▶ The problem
Repeat all entries exactly.

▶ Data for the task
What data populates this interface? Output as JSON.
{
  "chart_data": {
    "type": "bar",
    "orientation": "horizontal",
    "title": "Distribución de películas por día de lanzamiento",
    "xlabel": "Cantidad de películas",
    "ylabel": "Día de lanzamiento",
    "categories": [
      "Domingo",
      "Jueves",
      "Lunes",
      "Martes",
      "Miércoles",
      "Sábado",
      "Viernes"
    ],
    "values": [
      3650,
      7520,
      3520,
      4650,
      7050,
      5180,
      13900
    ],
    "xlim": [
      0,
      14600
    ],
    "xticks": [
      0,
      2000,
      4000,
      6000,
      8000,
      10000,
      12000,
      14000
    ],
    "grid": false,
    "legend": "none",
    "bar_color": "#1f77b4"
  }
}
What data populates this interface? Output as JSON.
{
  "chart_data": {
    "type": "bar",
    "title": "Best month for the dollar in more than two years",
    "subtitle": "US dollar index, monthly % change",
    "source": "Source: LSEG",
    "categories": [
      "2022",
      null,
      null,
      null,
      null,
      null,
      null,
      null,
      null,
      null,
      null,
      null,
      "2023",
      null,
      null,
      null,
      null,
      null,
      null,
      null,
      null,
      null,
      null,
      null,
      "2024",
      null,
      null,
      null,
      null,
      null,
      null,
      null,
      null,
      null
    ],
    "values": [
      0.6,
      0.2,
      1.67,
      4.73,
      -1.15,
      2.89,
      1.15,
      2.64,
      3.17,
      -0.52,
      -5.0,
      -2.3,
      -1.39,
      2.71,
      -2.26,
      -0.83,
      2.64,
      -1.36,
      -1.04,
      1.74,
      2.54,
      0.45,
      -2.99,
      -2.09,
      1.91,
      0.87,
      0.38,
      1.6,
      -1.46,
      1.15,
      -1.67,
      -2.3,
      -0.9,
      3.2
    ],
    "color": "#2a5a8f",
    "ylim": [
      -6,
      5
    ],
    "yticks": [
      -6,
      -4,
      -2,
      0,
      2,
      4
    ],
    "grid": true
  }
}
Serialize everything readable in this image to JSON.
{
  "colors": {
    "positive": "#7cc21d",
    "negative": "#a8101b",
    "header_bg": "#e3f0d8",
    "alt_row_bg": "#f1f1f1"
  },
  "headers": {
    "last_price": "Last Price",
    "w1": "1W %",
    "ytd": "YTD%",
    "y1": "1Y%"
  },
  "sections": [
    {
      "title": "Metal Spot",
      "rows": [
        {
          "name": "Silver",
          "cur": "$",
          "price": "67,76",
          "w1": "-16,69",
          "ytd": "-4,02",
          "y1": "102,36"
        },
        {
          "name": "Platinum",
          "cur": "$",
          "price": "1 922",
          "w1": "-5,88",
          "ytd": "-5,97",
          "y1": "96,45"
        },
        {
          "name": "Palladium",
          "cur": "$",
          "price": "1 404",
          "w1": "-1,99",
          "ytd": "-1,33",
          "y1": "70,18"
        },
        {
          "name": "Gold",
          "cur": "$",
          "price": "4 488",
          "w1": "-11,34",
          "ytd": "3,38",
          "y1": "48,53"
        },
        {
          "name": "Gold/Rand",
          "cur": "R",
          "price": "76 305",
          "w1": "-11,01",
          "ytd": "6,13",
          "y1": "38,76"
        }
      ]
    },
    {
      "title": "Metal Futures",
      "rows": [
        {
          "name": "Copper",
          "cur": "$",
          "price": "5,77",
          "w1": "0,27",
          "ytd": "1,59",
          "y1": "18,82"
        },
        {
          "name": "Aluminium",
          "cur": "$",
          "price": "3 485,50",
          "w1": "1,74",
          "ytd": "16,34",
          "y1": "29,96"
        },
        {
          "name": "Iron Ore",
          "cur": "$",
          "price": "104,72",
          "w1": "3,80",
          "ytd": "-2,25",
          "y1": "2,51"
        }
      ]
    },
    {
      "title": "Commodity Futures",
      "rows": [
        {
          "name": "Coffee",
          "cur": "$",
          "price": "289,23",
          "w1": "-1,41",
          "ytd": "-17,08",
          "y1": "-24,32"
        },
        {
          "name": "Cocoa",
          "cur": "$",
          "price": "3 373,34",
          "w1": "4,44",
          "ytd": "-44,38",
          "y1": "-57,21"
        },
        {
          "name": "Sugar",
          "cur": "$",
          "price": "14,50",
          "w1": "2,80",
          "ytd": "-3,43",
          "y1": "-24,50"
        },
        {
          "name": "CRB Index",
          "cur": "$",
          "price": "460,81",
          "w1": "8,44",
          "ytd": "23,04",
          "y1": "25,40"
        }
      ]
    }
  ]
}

▶ Written response
What data populates this interface? Output as JSON.
{
  "chart_data": {
    "type": "bar",
    "orientation": "horizontal",
    "title": "Distribución de películas por día de lanzamiento",
    "xlabel": "Cantidad de películas",
    "ylabel": "Día de lanzamiento",
    "categories": [
      "Domingo",
      "Jueves",
      "Lunes",
      "Martes",
      "Miércoles",
      "Sábado",
      "Viernes"
    ],
    "values": [
      3650,
      7520,
      3520,
      4650,
      7050,
      5180,
      13900
    ],
    "xlim": [
      0,
      14600
    ],
    "xticks": [
      0,
      2000,
      4000,
      6000,
      8000,
      10000,
      12000,
      14000
    ],
    "grid": false,
    "legend": "none",
    "bar_color": "#1f77b4"
  }
}
What data populates this interface? Output as JSON.
{
  "chart_data": {
    "type": "bar",
    "title": "Best month for the dollar in more than two years",
    "subtitle": "US dollar index, monthly % change",
    "source": "Source: LSEG",
    "categories": [
      "2022",
      null,
      null,
      null,
      null,
      null,
      null,
      null,
      null,
      null,
      null,
      null,
      "2023",
      null,
      null,
      null,
      null,
      null,
      null,
      null,
      null,
      null,
      null,
      null,
      "2024",
      null,
      null,
      null,
      null,
      null,
      null,
      null,
      null,
      null
    ],
    "values": [
      0.6,
      0.2,
      1.67,
      4.73,
      -1.15,
      2.89,
      1.15,
      2.64,
      3.17,
      -0.52,
      -5.0,
      -2.3,
      -1.39,
      2.71,
      -2.26,
      -0.83,
      2.64,
      -1.36,
      -1.04,
      1.74,
      2.54,
      0.45,
      -2.99,
      -2.09,
      1.91,
      0.87,
      0.38,
      1.6,
      -1.46,
      1.15,
      -1.67,
      -2.3,
      -0.9,
      3.2
    ],
    "color": "#2a5a8f",
    "ylim": [
      -6,
      5
    ],
    "yticks": [
      -6,
      -4,
      -2,
      0,
      2,
      4
    ],
    "grid": true
  }
}
Serialize everything readable in this image to JSON.
{
  "colors": {
    "positive": "#7cc21d",
    "negative": "#a8101b",
    "header_bg": "#e3f0d8",
    "alt_row_bg": "#f1f1f1"
  },
  "headers": {
    "last_price": "Last Price",
    "w1": "1W %",
    "ytd": "YTD%",
    "y1": "1Y%"
  },
  "sections": [
    {
      "title": "Metal Spot",
      "rows": [
        {
          "name": "Silver",
          "cur": "$",
          "price": "67,76",
          "w1": "-16,69",
          "ytd": "-4,02",
          "y1": "102,36"
        },
        {
          "name": "Platinum",
          "cur": "$",
          "price": "1 922",
          "w1": "-5,88",
          "ytd": "-5,97",
          "y1": "96,45"
        },
        {
          "name": "Palladium",
          "cur": "$",
          "price": "1 404",
          "w1": "-1,99",
          "ytd": "-1,33",
          "y1": "70,18"
        },
        {
          "name": "Gold",
          "cur": "$",
          "price": "4 488",
          "w1": "-11,34",
          "ytd": "3,38",
          "y1": "48,53"
        },
        {
          "name": "Gold/Rand",
          "cur": "R",
          "price": "76 305",
          "w1": "-11,01",
          "ytd": "6,13",
          "y1": "38,76"
        }
      ]
    },
    {
      "title": "Metal Futures",
      "rows": [
        {
          "name": "Copper",
          "cur": "$",
          "price": "5,77",
          "w1": "0,27",
          "ytd": "1,59",
          "y1": "18,82"
        },
        {
          "name": "Aluminium",
          "cur": "$",
          "price": "3 485,50",
          "w1": "1,74",
          "ytd": "16,34",
          "y1": "29,96"
        },
        {
          "name": "Iron Ore",
          "cur": "$",
          "price": "104,72",
          "w1": "3,80",
          "ytd": "-2,25",
          "y1": "2,51"
        }
      ]
    },
    {
      "title": "Commodity Futures",
      "rows": [
        {
          "name": "Coffee",
          "cur": "$",
          "price": "289,23",
          "w1": "-1,41",
          "ytd": "-17,08",
          "y1": "-24,32"
        },
        {
          "name": "Cocoa",
          "cur": "$",
          "price": "3 373,34",
          "w1": "4,44",
          "ytd": "-44,38",
          "y1": "-57,21"
        },
        {
          "name": "Sugar",
          "cur": "$",
          "price": "14,50",
          "w1": "2,80",
          "ytd": "-3,43",
          "y1": "-24,50"
        },
        {
          "name": "CRB Index",
          "cur": "$",
          "price": "460,81",
          "w1": "8,44",
          "ytd": "23,04",
          "y1": "25,40"
        }
      ]
    }
  ]
}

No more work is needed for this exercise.